(Saved data entries)
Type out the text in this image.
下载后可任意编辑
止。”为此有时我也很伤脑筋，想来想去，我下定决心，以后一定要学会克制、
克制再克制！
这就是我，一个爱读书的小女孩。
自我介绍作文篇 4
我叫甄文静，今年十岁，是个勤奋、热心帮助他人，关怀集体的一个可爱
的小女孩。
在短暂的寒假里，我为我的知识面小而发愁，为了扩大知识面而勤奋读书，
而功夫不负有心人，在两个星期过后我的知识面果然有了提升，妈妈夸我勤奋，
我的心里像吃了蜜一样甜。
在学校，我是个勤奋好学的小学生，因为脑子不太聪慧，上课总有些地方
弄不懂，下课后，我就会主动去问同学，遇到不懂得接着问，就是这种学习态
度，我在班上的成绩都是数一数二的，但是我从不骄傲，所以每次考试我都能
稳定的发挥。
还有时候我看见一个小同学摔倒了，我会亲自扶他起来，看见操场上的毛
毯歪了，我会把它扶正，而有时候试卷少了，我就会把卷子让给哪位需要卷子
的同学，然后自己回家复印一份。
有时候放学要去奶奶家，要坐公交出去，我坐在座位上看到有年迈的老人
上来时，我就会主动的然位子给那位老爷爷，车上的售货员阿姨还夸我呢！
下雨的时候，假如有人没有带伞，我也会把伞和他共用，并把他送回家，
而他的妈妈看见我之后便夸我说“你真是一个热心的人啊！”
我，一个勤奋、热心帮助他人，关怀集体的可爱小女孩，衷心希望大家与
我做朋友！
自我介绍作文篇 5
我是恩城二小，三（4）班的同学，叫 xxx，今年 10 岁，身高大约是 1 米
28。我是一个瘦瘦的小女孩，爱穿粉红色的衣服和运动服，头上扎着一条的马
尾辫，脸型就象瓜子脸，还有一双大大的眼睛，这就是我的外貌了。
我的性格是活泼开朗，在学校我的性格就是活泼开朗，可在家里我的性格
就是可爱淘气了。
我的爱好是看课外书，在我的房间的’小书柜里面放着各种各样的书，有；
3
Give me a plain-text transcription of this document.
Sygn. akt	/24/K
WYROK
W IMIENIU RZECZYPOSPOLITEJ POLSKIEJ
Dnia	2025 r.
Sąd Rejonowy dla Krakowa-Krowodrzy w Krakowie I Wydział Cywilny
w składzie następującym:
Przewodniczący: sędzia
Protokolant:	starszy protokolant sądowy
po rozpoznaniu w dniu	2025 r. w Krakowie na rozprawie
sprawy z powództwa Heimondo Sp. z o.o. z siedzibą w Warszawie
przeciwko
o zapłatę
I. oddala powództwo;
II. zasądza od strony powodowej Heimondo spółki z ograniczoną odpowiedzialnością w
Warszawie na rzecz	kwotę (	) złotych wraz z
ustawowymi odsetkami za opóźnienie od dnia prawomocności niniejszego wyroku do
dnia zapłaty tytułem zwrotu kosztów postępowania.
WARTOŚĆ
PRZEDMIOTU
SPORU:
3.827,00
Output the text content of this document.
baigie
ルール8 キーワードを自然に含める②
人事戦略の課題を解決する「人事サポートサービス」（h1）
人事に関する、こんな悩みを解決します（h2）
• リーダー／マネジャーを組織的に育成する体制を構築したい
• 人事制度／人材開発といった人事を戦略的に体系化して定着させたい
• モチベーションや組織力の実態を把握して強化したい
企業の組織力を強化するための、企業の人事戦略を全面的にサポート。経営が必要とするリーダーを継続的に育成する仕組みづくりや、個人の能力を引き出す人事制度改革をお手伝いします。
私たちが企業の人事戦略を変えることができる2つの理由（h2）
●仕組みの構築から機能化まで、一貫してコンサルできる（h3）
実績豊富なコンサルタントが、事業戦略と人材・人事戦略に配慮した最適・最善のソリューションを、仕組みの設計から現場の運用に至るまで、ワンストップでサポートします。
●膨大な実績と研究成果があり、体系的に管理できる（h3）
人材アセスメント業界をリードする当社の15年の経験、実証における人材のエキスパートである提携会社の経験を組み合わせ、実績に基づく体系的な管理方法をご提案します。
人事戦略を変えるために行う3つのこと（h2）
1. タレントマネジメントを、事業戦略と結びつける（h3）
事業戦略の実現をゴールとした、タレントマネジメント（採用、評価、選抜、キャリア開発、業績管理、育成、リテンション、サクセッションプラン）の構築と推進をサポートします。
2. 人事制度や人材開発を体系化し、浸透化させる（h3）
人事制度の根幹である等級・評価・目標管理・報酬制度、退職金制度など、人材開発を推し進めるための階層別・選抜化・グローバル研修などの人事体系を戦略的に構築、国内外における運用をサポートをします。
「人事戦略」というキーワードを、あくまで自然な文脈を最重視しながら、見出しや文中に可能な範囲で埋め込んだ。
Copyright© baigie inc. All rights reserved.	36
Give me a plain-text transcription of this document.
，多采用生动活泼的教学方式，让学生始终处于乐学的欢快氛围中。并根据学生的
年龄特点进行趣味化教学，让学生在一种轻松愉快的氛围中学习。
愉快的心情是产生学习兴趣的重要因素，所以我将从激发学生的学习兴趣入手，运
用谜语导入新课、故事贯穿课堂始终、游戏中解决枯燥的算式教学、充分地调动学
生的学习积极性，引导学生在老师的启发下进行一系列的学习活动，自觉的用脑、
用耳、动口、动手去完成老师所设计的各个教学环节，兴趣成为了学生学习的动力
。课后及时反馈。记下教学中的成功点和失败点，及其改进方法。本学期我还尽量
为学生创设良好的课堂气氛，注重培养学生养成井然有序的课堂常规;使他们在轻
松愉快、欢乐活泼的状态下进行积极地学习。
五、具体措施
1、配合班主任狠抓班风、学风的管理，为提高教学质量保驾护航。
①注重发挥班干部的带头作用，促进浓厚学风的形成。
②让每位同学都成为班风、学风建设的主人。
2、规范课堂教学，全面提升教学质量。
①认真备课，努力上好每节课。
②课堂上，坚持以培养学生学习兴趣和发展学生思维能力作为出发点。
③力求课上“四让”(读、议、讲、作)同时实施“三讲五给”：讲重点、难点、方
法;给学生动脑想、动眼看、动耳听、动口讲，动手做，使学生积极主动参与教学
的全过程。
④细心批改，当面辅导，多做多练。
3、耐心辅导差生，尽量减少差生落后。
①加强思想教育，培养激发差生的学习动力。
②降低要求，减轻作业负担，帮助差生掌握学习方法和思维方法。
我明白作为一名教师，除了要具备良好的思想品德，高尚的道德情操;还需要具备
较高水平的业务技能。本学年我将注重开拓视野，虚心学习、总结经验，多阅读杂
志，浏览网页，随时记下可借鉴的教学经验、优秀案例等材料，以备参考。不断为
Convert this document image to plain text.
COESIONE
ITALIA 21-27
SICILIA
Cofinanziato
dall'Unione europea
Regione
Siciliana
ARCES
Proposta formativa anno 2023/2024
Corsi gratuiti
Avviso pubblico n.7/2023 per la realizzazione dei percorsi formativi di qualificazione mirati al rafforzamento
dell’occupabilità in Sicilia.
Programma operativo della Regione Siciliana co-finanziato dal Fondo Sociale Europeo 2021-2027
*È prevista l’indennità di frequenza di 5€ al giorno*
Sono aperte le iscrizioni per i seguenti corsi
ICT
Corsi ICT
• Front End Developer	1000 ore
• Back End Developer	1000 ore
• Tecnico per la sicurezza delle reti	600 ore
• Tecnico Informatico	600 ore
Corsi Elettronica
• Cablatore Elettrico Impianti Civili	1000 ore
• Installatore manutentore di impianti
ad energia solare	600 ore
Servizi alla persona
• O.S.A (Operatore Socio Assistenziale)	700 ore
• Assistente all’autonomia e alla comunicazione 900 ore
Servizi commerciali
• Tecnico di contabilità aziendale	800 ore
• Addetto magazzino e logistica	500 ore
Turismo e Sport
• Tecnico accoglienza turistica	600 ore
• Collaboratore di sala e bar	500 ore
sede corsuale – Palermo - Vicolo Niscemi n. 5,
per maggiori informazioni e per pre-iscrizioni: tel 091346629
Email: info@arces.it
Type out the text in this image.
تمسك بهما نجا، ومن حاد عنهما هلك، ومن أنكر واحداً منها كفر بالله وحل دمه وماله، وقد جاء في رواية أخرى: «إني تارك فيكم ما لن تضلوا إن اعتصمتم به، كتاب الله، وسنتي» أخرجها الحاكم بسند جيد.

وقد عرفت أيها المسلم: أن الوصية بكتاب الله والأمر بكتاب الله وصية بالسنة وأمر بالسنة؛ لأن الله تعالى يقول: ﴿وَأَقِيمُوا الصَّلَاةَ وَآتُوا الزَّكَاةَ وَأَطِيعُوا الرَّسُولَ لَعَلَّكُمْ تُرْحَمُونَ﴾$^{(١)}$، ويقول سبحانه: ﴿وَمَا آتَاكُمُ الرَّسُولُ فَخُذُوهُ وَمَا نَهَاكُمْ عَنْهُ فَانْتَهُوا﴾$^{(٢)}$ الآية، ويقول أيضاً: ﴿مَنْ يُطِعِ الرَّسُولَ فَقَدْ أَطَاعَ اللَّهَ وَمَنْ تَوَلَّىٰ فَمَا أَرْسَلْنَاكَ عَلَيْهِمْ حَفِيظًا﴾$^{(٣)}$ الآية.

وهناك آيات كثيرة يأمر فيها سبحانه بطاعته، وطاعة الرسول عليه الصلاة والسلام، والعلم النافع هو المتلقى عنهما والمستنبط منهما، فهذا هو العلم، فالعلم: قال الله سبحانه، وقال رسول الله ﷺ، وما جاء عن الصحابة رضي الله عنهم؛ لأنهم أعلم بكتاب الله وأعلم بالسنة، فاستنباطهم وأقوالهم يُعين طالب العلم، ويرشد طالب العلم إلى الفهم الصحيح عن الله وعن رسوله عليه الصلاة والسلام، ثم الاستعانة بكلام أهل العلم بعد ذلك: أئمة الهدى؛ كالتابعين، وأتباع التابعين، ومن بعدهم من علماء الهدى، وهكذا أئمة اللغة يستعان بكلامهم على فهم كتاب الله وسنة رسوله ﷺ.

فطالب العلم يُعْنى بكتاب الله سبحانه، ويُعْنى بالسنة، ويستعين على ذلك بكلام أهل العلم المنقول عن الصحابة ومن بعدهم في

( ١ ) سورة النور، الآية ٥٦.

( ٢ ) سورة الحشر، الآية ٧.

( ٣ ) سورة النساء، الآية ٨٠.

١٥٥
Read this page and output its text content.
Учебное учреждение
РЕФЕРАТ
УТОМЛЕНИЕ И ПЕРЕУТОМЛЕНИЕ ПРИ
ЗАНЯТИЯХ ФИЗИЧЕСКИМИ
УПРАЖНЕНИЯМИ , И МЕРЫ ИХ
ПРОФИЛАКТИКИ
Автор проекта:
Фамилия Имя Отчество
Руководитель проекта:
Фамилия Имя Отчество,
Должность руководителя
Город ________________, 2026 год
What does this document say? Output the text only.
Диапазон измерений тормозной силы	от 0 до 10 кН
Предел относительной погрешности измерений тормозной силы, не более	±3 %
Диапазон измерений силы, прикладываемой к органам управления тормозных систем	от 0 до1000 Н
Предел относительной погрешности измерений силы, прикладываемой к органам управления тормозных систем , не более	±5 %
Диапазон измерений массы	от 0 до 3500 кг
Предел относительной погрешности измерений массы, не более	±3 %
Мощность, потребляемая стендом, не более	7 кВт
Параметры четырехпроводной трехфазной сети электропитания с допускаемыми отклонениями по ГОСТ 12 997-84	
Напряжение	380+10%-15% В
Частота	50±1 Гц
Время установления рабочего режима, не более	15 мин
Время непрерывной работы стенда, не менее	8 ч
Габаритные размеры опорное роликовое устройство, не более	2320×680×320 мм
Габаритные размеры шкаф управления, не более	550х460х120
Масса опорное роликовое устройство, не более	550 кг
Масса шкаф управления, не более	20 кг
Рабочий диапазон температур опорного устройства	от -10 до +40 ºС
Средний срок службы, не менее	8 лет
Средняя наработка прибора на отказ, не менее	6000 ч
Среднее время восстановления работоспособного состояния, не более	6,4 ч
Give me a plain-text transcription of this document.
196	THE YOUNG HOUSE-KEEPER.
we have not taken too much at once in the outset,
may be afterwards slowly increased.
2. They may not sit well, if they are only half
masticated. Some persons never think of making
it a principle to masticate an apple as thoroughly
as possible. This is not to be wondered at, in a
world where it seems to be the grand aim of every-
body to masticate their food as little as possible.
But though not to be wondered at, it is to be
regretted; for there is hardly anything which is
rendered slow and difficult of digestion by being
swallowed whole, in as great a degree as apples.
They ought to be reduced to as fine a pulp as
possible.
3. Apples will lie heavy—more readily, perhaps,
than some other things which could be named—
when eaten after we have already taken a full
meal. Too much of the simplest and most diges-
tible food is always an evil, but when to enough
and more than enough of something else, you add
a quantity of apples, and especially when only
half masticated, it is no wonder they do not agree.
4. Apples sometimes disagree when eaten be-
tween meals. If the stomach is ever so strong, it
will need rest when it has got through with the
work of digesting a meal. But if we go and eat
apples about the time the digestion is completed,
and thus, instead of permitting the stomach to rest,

*CHALLENGE:*
Lines of the material that contain the word "have" are to be gathered.

*EXERCISE ANSWER:*
we have not taken too much at once in the outset,
when eaten after we have already taken a full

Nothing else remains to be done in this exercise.